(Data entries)
------------------------------------------------------------
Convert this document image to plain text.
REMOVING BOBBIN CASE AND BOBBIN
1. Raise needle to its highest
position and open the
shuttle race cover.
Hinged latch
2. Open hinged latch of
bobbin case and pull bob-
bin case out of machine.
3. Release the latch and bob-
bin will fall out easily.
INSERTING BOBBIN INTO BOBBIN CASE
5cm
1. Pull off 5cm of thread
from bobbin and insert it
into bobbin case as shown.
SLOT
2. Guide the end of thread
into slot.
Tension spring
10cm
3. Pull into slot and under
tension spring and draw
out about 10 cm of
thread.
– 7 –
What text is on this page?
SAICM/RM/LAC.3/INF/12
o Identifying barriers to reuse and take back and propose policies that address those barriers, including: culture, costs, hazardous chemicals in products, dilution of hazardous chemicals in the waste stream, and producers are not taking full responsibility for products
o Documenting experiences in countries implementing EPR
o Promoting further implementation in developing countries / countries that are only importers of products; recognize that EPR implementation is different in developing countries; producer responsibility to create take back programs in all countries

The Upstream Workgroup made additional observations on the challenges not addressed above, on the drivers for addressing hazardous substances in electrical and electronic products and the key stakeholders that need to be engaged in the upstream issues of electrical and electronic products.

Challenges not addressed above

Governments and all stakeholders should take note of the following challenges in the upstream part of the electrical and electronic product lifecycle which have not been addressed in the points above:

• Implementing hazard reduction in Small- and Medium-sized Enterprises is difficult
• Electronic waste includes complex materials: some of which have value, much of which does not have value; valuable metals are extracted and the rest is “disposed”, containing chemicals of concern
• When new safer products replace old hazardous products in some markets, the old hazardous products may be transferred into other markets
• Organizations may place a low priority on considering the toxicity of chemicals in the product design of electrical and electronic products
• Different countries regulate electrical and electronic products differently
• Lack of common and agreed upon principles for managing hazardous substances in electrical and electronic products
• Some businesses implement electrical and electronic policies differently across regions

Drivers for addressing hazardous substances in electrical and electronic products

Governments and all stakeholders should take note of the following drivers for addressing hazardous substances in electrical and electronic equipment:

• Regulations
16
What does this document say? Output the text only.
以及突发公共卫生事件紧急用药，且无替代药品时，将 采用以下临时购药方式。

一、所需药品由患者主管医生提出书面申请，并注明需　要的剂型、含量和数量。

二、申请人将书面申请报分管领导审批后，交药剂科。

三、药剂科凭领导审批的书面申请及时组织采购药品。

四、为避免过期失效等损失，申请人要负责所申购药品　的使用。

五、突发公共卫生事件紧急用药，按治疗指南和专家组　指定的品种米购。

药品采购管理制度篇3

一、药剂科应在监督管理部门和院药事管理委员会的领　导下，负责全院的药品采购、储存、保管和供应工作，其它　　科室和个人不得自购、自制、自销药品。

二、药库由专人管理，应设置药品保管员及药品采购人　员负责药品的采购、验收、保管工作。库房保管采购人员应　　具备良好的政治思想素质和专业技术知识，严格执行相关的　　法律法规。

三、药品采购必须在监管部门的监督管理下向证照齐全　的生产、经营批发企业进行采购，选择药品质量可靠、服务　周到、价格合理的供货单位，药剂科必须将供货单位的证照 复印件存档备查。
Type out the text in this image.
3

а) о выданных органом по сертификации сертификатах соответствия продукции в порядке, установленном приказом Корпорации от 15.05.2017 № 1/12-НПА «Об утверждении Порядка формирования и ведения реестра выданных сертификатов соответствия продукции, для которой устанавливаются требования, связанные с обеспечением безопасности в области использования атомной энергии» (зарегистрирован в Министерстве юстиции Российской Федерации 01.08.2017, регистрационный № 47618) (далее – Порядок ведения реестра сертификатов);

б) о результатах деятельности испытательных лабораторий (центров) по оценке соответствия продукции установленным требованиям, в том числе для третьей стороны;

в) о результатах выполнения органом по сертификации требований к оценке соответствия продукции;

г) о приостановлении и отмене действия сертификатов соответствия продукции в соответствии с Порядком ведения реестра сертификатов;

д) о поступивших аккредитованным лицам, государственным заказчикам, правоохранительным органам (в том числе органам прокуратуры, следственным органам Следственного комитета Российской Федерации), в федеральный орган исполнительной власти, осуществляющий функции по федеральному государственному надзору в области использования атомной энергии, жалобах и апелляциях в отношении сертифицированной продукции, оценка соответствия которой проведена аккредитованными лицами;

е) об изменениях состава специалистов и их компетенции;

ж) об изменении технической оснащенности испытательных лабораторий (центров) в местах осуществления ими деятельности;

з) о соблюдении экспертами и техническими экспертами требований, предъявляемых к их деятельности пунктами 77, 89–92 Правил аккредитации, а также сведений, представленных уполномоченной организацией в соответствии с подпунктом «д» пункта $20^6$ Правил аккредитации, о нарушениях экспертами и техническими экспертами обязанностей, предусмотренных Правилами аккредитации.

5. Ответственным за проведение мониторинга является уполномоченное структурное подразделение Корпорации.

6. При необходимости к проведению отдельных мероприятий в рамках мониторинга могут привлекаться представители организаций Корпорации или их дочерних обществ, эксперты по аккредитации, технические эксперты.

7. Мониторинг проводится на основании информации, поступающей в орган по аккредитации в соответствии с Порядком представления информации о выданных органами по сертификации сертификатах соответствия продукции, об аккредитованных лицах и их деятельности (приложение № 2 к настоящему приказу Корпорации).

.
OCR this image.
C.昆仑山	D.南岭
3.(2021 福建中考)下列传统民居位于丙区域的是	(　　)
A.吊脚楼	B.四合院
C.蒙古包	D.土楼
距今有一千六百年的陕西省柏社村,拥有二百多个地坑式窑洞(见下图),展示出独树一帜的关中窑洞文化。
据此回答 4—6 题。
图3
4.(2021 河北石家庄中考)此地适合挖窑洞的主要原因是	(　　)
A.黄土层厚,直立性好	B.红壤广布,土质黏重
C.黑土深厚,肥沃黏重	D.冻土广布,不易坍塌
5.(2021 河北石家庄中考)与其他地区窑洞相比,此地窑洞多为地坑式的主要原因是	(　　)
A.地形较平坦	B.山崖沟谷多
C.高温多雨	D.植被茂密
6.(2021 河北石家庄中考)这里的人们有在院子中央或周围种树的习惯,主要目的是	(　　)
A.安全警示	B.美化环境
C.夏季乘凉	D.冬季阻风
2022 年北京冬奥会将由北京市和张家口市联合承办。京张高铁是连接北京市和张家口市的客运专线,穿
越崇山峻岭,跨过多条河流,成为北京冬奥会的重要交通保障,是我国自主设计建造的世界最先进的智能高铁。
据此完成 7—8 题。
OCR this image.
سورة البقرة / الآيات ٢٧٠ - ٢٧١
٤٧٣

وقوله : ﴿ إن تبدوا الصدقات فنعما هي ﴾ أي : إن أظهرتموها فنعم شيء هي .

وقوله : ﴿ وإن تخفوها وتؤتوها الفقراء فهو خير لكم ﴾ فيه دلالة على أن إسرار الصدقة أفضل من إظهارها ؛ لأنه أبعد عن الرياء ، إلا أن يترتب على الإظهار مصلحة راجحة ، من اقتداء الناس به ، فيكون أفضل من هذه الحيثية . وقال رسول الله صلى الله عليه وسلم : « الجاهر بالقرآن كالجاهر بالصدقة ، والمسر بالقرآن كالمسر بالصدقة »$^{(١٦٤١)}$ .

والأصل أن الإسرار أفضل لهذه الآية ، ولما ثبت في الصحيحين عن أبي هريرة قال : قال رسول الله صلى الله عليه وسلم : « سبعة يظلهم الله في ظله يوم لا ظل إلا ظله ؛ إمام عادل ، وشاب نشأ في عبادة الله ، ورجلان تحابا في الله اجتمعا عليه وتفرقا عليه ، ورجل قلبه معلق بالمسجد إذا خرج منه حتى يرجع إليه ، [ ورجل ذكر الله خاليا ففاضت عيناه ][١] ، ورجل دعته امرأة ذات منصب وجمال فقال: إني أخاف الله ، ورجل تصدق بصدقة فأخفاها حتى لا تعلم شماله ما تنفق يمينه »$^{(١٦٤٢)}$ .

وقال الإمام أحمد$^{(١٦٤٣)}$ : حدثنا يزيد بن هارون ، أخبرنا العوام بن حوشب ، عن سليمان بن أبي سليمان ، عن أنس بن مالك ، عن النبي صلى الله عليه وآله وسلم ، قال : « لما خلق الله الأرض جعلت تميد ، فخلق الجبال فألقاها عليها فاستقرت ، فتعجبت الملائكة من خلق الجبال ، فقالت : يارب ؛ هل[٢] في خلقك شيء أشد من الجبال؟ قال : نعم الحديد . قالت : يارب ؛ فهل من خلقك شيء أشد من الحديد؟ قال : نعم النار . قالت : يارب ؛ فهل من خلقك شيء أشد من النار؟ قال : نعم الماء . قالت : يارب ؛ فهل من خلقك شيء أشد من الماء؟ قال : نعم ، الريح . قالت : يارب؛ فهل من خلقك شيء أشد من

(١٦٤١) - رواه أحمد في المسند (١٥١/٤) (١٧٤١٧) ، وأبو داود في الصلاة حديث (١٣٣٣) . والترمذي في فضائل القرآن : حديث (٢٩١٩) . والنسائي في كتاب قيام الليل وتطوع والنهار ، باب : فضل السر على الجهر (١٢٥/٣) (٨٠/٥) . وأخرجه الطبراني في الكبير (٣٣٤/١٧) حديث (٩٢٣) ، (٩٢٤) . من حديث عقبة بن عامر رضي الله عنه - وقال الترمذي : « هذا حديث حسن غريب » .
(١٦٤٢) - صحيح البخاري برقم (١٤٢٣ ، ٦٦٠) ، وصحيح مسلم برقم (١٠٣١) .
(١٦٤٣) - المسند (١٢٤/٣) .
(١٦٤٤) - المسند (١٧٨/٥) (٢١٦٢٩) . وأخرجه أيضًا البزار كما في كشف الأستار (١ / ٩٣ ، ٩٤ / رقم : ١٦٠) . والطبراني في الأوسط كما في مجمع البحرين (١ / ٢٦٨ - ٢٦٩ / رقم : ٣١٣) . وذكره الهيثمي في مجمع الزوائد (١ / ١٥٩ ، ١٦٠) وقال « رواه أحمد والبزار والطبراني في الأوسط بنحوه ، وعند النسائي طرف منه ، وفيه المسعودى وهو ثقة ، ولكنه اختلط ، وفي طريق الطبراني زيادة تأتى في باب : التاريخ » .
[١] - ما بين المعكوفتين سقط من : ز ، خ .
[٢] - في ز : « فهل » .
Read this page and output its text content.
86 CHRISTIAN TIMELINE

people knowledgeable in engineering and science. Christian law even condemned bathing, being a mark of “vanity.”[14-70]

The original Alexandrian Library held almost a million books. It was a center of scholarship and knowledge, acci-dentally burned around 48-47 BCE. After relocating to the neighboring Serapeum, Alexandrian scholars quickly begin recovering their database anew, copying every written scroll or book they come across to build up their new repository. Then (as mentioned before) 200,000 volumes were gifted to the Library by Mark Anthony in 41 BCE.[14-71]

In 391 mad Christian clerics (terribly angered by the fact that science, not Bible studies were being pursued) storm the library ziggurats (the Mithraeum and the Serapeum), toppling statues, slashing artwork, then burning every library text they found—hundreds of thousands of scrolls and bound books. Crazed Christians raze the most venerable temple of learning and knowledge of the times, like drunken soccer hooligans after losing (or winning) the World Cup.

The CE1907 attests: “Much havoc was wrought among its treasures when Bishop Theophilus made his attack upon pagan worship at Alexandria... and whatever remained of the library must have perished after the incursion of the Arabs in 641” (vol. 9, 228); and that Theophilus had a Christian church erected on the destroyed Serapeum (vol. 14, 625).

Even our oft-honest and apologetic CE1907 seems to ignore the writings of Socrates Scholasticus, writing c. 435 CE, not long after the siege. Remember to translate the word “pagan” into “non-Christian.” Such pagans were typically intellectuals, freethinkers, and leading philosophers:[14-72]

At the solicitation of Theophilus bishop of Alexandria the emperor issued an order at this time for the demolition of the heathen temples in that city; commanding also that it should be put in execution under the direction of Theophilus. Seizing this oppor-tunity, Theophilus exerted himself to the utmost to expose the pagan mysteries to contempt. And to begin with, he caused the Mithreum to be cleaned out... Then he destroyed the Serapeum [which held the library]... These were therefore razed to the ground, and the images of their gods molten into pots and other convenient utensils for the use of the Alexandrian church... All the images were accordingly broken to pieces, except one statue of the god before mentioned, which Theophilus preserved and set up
------------------------------------------------------------
** Written exercise **
Which lines include "only"? Copy each of them out.

** Answer **
o Promoting further implementation in developing countries / countries that are only importers of products; recognize that EPR implementation is different in developing countries; producer responsibility to create take back programs in all countries
What does this document say? Output the text only.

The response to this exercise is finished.